— START OF DATA LISTING —

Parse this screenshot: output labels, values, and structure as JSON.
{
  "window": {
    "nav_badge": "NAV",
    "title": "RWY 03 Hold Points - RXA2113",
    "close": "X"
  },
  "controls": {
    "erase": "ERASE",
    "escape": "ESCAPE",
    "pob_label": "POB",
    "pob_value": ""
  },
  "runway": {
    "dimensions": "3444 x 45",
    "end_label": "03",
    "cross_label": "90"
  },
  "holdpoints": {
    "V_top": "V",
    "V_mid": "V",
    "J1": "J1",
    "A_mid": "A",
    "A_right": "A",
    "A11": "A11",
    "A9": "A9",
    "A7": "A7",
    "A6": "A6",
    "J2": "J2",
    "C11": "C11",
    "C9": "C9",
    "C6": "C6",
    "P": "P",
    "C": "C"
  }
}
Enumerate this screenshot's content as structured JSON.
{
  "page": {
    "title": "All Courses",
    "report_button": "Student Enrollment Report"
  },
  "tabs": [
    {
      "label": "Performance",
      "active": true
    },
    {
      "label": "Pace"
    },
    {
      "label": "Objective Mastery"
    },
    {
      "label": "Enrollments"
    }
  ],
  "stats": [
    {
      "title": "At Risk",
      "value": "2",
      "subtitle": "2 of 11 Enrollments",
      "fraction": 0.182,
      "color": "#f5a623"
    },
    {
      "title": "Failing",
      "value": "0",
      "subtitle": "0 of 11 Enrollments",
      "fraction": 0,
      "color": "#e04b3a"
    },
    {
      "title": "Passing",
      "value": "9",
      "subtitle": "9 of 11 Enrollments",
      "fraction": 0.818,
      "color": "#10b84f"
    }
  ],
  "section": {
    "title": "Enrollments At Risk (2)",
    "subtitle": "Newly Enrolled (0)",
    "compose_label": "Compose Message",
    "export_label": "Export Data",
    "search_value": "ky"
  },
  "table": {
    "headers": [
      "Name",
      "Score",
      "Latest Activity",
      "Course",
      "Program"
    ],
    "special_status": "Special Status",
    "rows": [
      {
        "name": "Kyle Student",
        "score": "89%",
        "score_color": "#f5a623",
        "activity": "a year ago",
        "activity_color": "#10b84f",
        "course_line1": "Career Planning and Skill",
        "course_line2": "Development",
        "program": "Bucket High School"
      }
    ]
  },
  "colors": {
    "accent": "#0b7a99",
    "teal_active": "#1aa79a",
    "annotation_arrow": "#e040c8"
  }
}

— END OF DATA LISTING —

INSTRUCTIONS FOR THE TASK: Go through the entries above and copy every line containing "this".

EXERCISE SOLUTION:
Parse this screenshot: output labels, values, and structure as JSON.
Enumerate this screenshot's content as structured JSON.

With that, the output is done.